[GOAL OF THE EXERCISE]:
Reproduce the listing below without any change.

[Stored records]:
....

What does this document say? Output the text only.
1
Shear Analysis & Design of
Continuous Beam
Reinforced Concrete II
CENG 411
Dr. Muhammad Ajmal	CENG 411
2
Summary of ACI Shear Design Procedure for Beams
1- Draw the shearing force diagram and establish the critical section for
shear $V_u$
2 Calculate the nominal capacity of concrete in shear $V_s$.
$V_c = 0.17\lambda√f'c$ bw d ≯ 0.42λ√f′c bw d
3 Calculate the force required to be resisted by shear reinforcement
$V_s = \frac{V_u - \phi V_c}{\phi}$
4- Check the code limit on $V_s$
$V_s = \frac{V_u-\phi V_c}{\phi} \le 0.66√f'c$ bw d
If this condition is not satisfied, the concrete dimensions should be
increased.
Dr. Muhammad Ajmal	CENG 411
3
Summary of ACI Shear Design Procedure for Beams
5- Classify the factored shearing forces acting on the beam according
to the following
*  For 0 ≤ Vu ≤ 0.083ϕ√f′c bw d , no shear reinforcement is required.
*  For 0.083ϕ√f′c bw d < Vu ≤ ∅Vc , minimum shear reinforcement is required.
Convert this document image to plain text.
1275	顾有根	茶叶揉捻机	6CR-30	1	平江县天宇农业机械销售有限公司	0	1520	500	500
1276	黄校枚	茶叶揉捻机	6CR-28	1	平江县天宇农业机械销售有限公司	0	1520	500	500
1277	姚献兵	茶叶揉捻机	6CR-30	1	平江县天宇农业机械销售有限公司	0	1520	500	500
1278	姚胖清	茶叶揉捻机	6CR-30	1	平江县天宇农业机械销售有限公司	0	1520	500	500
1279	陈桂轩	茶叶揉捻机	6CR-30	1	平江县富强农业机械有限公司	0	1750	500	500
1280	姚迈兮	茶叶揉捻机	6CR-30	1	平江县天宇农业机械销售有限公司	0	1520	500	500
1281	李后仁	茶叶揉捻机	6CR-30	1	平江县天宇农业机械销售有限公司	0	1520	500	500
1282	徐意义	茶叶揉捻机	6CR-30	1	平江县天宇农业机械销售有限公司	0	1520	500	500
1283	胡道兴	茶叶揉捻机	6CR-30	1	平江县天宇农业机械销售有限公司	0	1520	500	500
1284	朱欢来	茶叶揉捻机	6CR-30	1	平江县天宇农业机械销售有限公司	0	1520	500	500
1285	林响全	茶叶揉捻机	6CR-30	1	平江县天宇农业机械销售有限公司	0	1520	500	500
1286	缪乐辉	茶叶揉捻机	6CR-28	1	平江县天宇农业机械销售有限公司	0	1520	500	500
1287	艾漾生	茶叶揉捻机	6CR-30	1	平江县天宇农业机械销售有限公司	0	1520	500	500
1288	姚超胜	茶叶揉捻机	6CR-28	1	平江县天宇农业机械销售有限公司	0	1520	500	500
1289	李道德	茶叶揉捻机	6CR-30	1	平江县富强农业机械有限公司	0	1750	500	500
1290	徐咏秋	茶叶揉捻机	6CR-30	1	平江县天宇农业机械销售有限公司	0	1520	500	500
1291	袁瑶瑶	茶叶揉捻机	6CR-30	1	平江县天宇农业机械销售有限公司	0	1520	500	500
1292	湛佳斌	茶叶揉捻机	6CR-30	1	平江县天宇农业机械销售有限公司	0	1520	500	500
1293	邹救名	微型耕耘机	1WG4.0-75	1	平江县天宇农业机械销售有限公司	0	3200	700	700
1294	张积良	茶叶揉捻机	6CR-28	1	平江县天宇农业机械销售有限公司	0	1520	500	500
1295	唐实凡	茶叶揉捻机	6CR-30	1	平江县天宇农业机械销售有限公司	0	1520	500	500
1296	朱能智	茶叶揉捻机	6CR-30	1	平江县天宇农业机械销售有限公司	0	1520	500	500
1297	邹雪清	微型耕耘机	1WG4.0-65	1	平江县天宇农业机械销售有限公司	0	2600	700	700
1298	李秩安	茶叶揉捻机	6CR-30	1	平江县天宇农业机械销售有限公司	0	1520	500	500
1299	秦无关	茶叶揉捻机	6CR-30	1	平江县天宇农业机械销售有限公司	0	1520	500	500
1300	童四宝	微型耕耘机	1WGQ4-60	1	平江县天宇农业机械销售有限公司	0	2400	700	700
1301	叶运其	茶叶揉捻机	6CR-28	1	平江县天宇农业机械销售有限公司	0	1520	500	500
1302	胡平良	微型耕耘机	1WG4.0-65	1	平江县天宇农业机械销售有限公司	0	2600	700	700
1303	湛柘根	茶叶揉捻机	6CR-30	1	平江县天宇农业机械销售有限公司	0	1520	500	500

....

[RESULT BELOW]:
What does this document say? Output the text only.
1
Shear Analysis & Design of
Continuous Beam
Reinforced Concrete II
CENG 411
Dr. Muhammad Ajmal	CENG 411
2
Summary of ACI Shear Design Procedure for Beams
1- Draw the shearing force diagram and establish the critical section for
shear $V_u$
2 Calculate the nominal capacity of concrete in shear $V_s$.
$V_c = 0.17\lambda√f'c$ bw d ≯ 0.42λ√f′c bw d
3 Calculate the force required to be resisted by shear reinforcement
$V_s = \frac{V_u - \phi V_c}{\phi}$
4- Check the code limit on $V_s$
$V_s = \frac{V_u-\phi V_c}{\phi} \le 0.66√f'c$ bw d
If this condition is not satisfied, the concrete dimensions should be
increased.
Dr. Muhammad Ajmal	CENG 411
3
Summary of ACI Shear Design Procedure for Beams
5- Classify the factored shearing forces acting on the beam according
to the following
*  For 0 ≤ Vu ≤ 0.083ϕ√f′c bw d , no shear reinforcement is required.
*  For 0.083ϕ√f′c bw d < Vu ≤ ∅Vc , minimum shear reinforcement is required.
Convert this document image to plain text.
1275	顾有根	茶叶揉捻机	6CR-30	1	平江县天宇农业机械销售有限公司	0	1520	500	500
1276	黄校枚	茶叶揉捻机	6CR-28	1	平江县天宇农业机械销售有限公司	0	1520	500	500
1277	姚献兵	茶叶揉捻机	6CR-30	1	平江县天宇农业机械销售有限公司	0	1520	500	500
1278	姚胖清	茶叶揉捻机	6CR-30	1	平江县天宇农业机械销售有限公司	0	1520	500	500
1279	陈桂轩	茶叶揉捻机	6CR-30	1	平江县富强农业机械有限公司	0	1750	500	500
1280	姚迈兮	茶叶揉捻机	6CR-30	1	平江县天宇农业机械销售有限公司	0	1520	500	500
1281	李后仁	茶叶揉捻机	6CR-30	1	平江县天宇农业机械销售有限公司	0	1520	500	500
1282	徐意义	茶叶揉捻机	6CR-30	1	平江县天宇农业机械销售有限公司	0	1520	500	500
1283	胡道兴	茶叶揉捻机	6CR-30	1	平江县天宇农业机械销售有限公司	0	1520	500	500
1284	朱欢来	茶叶揉捻机	6CR-30	1	平江县天宇农业机械销售有限公司	0	1520	500	500
1285	林响全	茶叶揉捻机	6CR-30	1	平江县天宇农业机械销售有限公司	0	1520	500	500
1286	缪乐辉	茶叶揉捻机	6CR-28	1	平江县天宇农业机械销售有限公司	0	1520	500	500
1287	艾漾生	茶叶揉捻机	6CR-30	1	平江县天宇农业机械销售有限公司	0	1520	500	500
1288	姚超胜	茶叶揉捻机	6CR-28	1	平江县天宇农业机械销售有限公司	0	1520	500	500
1289	李道德	茶叶揉捻机	6CR-30	1	平江县富强农业机械有限公司	0	1750	500	500
1290	徐咏秋	茶叶揉捻机	6CR-30	1	平江县天宇农业机械销售有限公司	0	1520	500	500
1291	袁瑶瑶	茶叶揉捻机	6CR-30	1	平江县天宇农业机械销售有限公司	0	1520	500	500
1292	湛佳斌	茶叶揉捻机	6CR-30	1	平江县天宇农业机械销售有限公司	0	1520	500	500
1293	邹救名	微型耕耘机	1WG4.0-75	1	平江县天宇农业机械销售有限公司	0	3200	700	700
1294	张积良	茶叶揉捻机	6CR-28	1	平江县天宇农业机械销售有限公司	0	1520	500	500
1295	唐实凡	茶叶揉捻机	6CR-30	1	平江县天宇农业机械销售有限公司	0	1520	500	500
1296	朱能智	茶叶揉捻机	6CR-30	1	平江县天宇农业机械销售有限公司	0	1520	500	500
1297	邹雪清	微型耕耘机	1WG4.0-65	1	平江县天宇农业机械销售有限公司	0	2600	700	700
1298	李秩安	茶叶揉捻机	6CR-30	1	平江县天宇农业机械销售有限公司	0	1520	500	500
1299	秦无关	茶叶揉捻机	6CR-30	1	平江县天宇农业机械销售有限公司	0	1520	500	500
1300	童四宝	微型耕耘机	1WGQ4-60	1	平江县天宇农业机械销售有限公司	0	2400	700	700
1301	叶运其	茶叶揉捻机	6CR-28	1	平江县天宇农业机械销售有限公司	0	1520	500	500
1302	胡平良	微型耕耘机	1WG4.0-65	1	平江县天宇农业机械销售有限公司	0	2600	700	700
1303	湛柘根	茶叶揉捻机	6CR-30	1	平江县天宇农业机械销售有限公司	0	1520	500	500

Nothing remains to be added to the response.